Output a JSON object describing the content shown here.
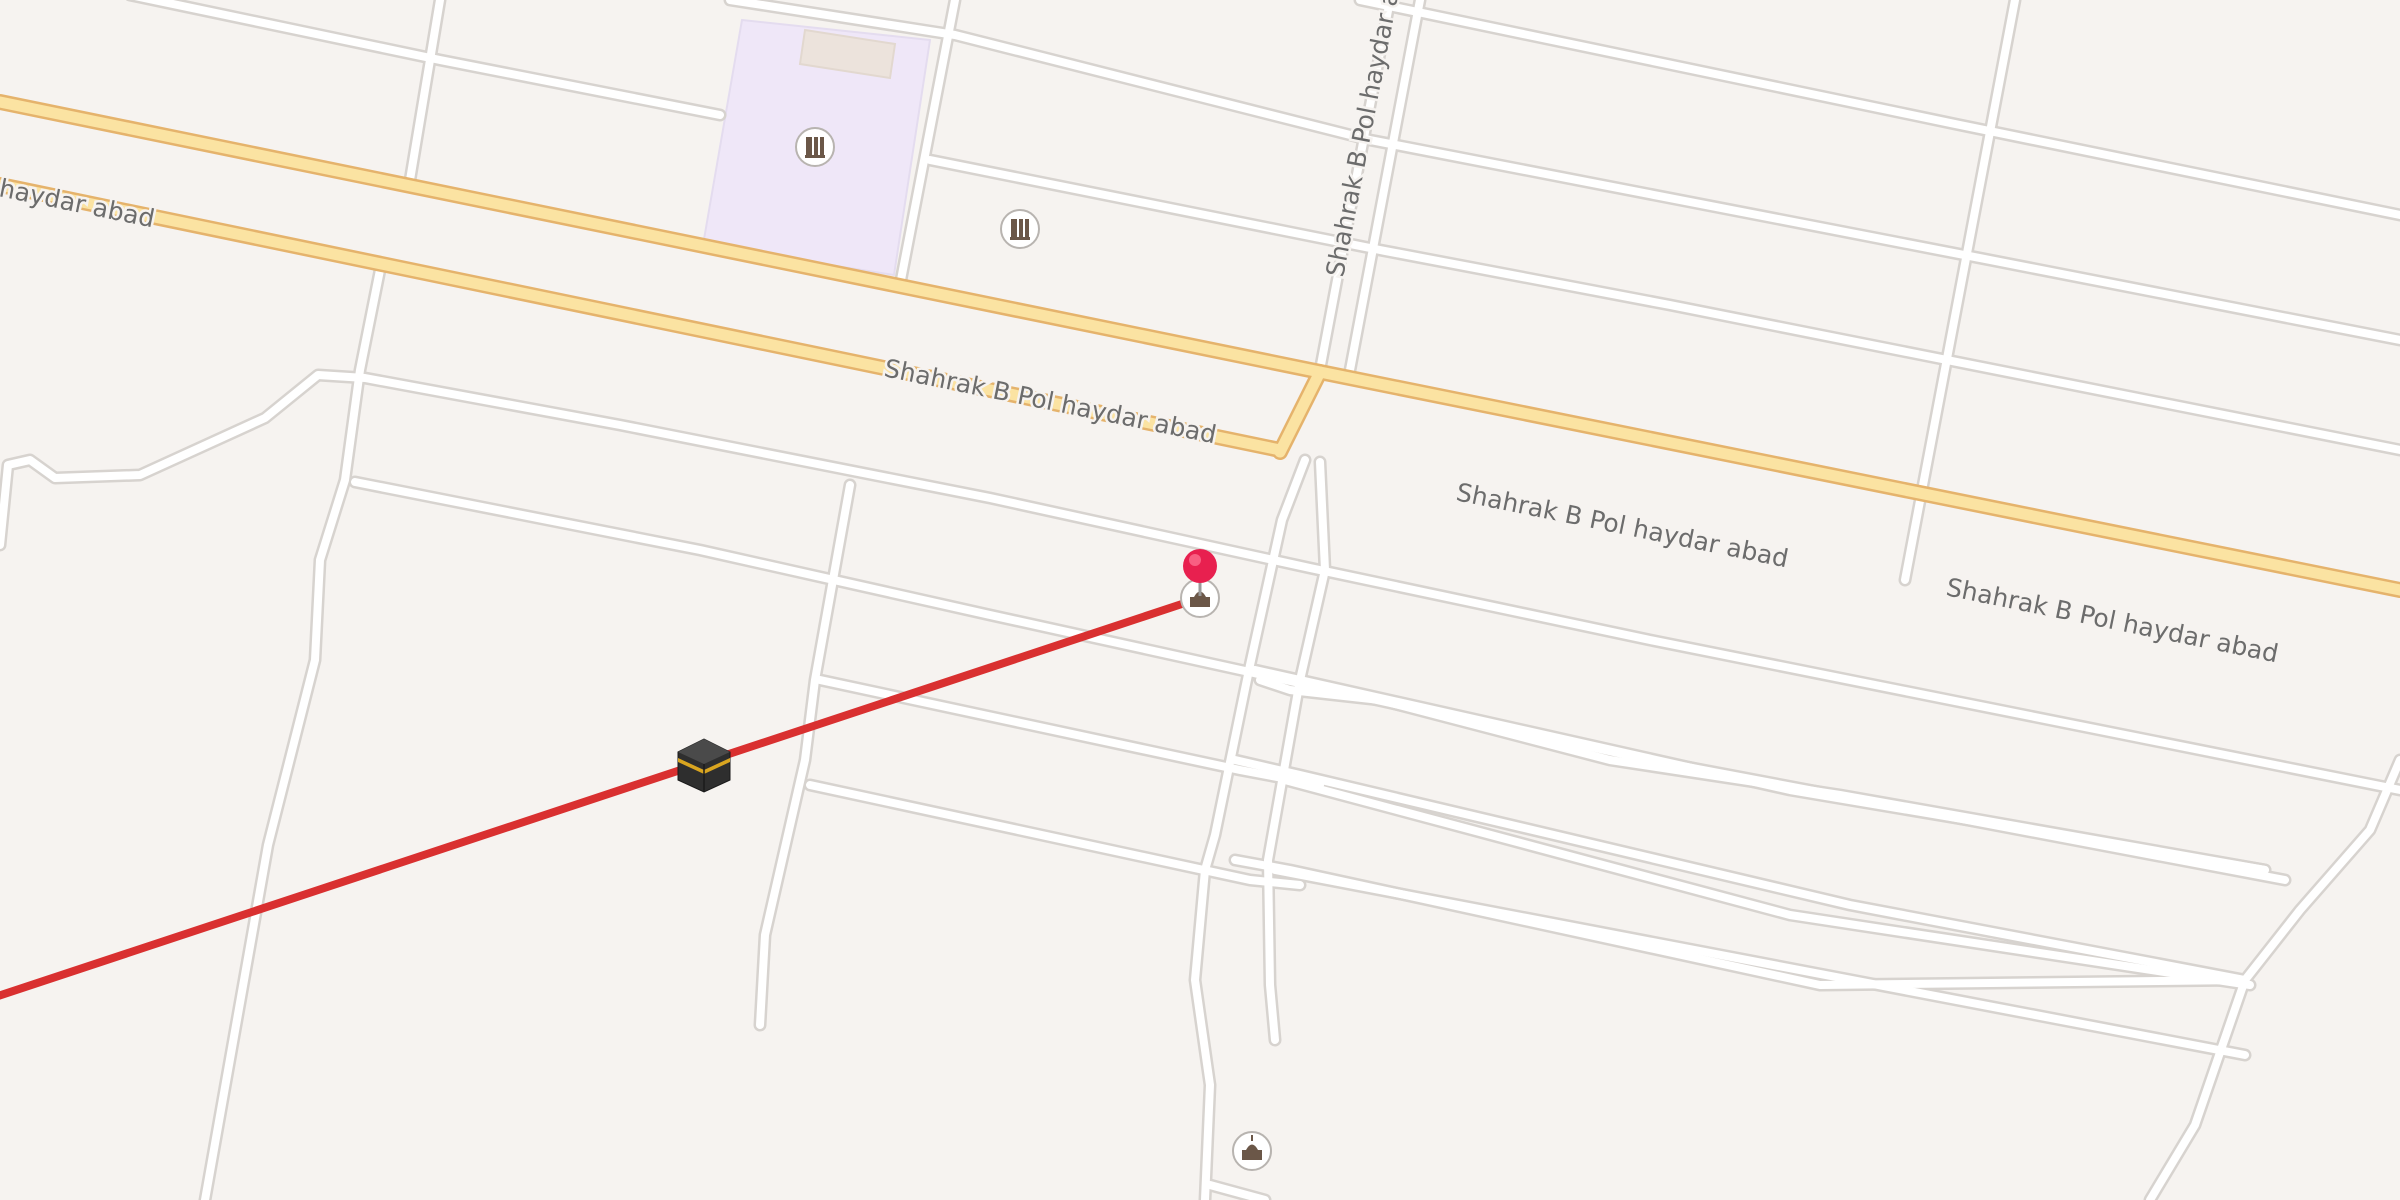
{
  "map": {
    "street_labels": [
      "haydar abad",
      "Shahrak B Pol haydar abad",
      "Shahrak B Pol haydar abad",
      "Shahrak B Pol haydar abad",
      "Shahrak B Pol haydar ab"
    ],
    "markers": {
      "location_pin": "location-pin-icon",
      "kaaba": "kaaba-icon",
      "qibla_line_color": "#d93030",
      "pin_color": "#e8204f"
    },
    "pois": [
      {
        "icon": "school-icon"
      },
      {
        "icon": "school-icon"
      },
      {
        "icon": "mosque-icon"
      },
      {
        "icon": "mosque-icon"
      }
    ],
    "colors": {
      "background": "#f6f3f0",
      "main_road": "#fbe3a2",
      "main_road_casing": "#e5b36c",
      "school_area": "#efe7f8"
    }
  }
}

****************

#### [PROMPT]
Repeat verbatim all the material, but not the pictures.

#### [FINISHED ANSWER]
Output a JSON object describing the content shown here.
{
  "map": {
    "street_labels": [
      "haydar abad",
      "Shahrak B Pol haydar abad",
      "Shahrak B Pol haydar abad",
      "Shahrak B Pol haydar abad",
      "Shahrak B Pol haydar ab"
    ],
    "markers": {
      "location_pin": "location-pin-icon",
      "kaaba": "kaaba-icon",
      "qibla_line_color": "#d93030",
      "pin_color": "#e8204f"
    },
    "pois": [
      {
        "icon": "school-icon"
      },
      {
        "icon": "school-icon"
      },
      {
        "icon": "mosque-icon"
      },
      {
        "icon": "mosque-icon"
      }
    ],
    "colors": {
      "background": "#f6f3f0",
      "main_road": "#fbe3a2",
      "main_road_casing": "#e5b36c",
      "school_area": "#efe7f8"
    }
  }
}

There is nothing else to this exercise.